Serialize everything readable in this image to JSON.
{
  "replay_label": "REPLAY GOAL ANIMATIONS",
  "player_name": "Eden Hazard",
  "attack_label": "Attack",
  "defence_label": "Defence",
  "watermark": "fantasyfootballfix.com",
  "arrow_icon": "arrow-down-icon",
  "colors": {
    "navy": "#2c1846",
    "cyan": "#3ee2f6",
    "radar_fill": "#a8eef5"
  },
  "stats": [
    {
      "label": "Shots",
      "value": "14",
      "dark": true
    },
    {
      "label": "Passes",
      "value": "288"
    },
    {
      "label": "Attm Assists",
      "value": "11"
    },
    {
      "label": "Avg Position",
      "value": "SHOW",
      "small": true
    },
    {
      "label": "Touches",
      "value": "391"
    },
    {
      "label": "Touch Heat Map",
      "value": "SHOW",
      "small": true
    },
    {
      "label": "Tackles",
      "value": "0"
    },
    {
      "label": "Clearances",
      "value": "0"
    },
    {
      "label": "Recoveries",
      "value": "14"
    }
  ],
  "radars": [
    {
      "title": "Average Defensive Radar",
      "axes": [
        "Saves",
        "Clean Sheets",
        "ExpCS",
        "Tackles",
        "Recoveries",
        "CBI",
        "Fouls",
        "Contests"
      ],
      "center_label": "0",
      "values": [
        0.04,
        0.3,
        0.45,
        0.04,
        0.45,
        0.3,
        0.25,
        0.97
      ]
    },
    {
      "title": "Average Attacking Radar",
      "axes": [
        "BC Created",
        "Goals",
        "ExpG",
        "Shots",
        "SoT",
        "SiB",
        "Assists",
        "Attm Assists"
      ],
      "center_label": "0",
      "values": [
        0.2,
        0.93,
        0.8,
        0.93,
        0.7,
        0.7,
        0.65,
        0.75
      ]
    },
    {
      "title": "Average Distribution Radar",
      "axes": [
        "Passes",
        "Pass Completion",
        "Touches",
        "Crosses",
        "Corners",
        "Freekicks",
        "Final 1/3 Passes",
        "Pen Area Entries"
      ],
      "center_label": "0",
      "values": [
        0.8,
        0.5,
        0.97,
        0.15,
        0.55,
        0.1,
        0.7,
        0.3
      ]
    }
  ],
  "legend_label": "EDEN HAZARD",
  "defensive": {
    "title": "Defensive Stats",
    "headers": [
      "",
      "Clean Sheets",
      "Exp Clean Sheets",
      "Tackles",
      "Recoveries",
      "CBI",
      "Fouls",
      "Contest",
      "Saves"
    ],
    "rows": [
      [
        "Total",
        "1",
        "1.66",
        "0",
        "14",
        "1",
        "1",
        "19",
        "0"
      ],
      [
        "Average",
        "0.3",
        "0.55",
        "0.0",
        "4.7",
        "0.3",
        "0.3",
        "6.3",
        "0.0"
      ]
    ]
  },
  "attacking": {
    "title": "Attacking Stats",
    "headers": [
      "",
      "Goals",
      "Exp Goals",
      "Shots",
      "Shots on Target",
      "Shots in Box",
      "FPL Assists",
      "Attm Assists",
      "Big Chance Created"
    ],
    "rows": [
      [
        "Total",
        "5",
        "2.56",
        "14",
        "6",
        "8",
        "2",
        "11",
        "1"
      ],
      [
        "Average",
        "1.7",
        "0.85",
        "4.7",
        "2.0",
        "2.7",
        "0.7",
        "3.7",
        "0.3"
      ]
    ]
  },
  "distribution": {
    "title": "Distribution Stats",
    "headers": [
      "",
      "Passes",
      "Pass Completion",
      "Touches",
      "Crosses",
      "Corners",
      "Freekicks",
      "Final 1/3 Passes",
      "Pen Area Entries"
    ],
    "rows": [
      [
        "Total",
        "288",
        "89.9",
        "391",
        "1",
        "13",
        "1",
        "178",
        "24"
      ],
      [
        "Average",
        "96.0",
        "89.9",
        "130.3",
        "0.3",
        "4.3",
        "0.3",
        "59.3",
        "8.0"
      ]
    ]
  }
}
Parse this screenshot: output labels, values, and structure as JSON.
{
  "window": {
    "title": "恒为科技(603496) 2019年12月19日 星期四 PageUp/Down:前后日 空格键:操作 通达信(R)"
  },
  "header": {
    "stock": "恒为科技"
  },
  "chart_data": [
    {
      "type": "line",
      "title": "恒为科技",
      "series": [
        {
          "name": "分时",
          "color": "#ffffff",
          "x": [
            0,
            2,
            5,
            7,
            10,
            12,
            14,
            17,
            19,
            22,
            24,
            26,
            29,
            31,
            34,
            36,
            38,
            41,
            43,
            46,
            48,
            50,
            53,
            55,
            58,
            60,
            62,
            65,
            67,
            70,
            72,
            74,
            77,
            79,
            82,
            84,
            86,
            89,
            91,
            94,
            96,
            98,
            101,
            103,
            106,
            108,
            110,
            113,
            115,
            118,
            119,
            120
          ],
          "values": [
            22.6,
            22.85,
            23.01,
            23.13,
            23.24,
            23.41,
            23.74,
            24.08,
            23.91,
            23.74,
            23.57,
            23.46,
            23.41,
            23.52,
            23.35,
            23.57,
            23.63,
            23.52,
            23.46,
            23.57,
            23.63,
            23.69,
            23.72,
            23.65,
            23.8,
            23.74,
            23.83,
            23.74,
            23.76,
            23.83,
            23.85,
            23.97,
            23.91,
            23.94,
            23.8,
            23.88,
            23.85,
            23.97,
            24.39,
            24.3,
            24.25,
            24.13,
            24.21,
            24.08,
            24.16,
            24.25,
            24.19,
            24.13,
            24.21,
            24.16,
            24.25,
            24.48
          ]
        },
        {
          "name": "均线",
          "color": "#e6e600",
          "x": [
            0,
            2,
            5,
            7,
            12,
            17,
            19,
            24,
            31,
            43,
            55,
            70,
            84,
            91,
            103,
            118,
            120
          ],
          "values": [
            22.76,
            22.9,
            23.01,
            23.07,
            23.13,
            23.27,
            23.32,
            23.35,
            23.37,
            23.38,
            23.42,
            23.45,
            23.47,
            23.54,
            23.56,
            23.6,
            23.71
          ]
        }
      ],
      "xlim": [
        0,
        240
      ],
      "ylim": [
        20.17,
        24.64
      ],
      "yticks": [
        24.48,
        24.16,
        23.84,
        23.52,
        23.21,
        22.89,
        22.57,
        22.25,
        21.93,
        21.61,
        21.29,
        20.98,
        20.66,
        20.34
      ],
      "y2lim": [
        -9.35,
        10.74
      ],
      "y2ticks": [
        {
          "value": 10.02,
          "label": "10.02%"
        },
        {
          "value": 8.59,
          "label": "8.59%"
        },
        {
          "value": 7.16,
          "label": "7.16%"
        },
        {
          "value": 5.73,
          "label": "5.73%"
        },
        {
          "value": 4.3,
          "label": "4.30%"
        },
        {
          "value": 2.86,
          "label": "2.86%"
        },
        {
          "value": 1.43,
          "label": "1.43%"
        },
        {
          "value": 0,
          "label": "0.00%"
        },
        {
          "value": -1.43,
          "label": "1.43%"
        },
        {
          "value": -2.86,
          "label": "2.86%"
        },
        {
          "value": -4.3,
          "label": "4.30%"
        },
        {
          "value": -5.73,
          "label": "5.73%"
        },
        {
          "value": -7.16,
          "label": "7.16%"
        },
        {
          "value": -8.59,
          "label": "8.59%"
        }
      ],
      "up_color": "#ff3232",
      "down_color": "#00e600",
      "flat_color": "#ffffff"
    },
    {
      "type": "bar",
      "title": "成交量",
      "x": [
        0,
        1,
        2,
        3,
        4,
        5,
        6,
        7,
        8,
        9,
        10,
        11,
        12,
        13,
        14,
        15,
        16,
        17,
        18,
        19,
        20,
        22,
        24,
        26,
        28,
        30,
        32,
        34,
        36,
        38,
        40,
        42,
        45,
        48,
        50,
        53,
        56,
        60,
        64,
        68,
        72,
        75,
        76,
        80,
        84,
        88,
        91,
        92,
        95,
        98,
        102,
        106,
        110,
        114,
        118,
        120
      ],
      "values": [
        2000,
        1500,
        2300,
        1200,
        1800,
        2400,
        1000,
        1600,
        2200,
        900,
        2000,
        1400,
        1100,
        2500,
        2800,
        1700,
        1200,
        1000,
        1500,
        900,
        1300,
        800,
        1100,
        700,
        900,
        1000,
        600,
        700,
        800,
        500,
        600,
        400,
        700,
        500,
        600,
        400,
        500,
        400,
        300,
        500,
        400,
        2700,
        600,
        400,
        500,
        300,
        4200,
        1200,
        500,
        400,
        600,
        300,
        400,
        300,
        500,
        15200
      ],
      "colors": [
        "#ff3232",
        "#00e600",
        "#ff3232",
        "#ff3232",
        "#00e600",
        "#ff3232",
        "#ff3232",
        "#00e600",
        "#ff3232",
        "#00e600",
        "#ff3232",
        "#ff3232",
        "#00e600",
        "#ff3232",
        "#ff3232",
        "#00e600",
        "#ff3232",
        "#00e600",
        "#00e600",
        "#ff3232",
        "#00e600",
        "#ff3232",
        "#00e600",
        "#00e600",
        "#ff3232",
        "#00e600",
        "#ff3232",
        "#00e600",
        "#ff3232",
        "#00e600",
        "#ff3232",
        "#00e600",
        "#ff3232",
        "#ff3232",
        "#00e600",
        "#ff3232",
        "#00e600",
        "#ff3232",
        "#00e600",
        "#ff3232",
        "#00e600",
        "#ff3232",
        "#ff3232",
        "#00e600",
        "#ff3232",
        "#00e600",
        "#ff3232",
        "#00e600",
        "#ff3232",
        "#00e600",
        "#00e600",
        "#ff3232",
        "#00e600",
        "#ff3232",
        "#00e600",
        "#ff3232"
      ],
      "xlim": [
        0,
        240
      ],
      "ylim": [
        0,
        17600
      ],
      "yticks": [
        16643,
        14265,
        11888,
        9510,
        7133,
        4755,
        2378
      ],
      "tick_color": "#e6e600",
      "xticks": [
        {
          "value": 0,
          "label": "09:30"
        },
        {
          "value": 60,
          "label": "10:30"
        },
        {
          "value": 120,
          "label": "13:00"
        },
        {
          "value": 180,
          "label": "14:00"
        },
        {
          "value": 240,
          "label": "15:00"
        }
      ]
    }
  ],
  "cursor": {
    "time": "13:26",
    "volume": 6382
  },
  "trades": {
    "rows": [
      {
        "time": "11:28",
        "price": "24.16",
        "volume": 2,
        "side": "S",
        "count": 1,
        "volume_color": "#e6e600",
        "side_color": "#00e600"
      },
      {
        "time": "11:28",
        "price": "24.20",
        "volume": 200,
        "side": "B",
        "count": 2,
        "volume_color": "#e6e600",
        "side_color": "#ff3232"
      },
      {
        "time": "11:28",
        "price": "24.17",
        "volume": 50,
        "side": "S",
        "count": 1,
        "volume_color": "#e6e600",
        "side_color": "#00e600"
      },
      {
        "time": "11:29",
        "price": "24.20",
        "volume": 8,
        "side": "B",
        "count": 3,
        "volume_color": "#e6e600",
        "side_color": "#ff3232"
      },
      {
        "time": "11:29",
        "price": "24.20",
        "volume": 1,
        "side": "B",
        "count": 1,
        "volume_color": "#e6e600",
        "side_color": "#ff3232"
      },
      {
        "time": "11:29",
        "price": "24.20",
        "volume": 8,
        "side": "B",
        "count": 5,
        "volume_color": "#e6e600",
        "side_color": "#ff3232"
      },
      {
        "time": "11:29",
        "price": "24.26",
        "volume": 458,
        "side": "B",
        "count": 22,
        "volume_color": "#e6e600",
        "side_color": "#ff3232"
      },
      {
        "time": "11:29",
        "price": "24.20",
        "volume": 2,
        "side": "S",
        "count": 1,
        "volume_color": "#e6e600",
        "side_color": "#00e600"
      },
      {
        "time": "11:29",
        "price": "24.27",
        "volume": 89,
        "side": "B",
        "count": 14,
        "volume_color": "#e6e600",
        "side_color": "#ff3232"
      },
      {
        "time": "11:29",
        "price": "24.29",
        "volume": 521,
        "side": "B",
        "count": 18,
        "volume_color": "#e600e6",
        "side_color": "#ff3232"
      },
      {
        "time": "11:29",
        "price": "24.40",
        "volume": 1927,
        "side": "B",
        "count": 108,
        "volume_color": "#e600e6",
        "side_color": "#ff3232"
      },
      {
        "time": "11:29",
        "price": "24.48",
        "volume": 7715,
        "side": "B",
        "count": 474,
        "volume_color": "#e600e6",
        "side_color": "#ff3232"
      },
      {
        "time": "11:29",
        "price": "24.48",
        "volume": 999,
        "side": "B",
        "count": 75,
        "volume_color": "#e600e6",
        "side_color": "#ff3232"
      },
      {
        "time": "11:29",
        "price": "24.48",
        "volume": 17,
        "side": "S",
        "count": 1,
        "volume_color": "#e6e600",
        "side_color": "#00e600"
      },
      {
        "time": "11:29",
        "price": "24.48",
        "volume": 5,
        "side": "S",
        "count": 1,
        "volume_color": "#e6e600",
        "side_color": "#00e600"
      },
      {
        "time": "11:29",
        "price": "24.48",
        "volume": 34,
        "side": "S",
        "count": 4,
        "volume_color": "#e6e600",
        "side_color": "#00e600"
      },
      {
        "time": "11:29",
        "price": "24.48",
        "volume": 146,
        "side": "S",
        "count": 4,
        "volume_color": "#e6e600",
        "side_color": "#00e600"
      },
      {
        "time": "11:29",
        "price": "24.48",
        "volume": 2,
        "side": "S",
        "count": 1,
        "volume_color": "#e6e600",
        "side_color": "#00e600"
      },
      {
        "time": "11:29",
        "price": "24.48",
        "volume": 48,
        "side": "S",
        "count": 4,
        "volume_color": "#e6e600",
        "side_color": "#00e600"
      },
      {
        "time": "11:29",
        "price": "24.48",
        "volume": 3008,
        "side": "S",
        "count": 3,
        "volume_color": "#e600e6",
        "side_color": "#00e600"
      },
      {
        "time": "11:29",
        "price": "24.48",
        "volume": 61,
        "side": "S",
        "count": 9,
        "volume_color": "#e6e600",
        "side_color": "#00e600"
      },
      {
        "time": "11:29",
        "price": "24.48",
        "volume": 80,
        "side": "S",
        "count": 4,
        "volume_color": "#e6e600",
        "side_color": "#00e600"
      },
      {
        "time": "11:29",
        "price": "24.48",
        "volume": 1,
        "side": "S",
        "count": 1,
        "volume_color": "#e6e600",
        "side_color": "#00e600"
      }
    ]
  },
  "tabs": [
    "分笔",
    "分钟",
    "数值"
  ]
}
=-=-=
Look through the records and gather each line with the word "title".

      "title": "Average Defensive Radar",
      "title": "Average Attacking Radar",
      "title": "Average Distribution Radar",
    "title": "Defensive Stats",
    "title": "Attacking Stats",
    "title": "Distribution Stats",
    "title": "恒为科技(603496) 2019年12月19日 星期四 PageUp/Down:前后日 空格键:操作 通达信(R)"
      "title": "恒为科技",
      "title": "成交量",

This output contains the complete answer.